Some records:
------------------------------------------------------------

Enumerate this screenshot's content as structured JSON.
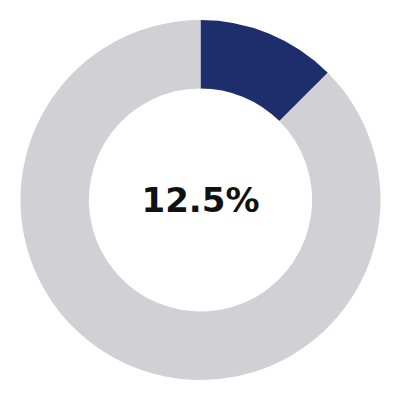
{
  "chart_data": {
    "type": "donut",
    "values": [
      12.5,
      87.5
    ],
    "colors": [
      "#1e2d6b",
      "#d0d0d5"
    ],
    "annotations": [
      "12.5%"
    ]
  }
}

------------------------------------------------------------

▸ **To do**
Each entry above should be reproduced exactly, with the pictures removed.

▸ **Task output**
Enumerate this screenshot's content as structured JSON.
{
  "chart_data": {
    "type": "donut",
    "values": [
      12.5,
      87.5
    ],
    "colors": [
      "#1e2d6b",
      "#d0d0d5"
    ],
    "annotations": [
      "12.5%"
    ]
  }
}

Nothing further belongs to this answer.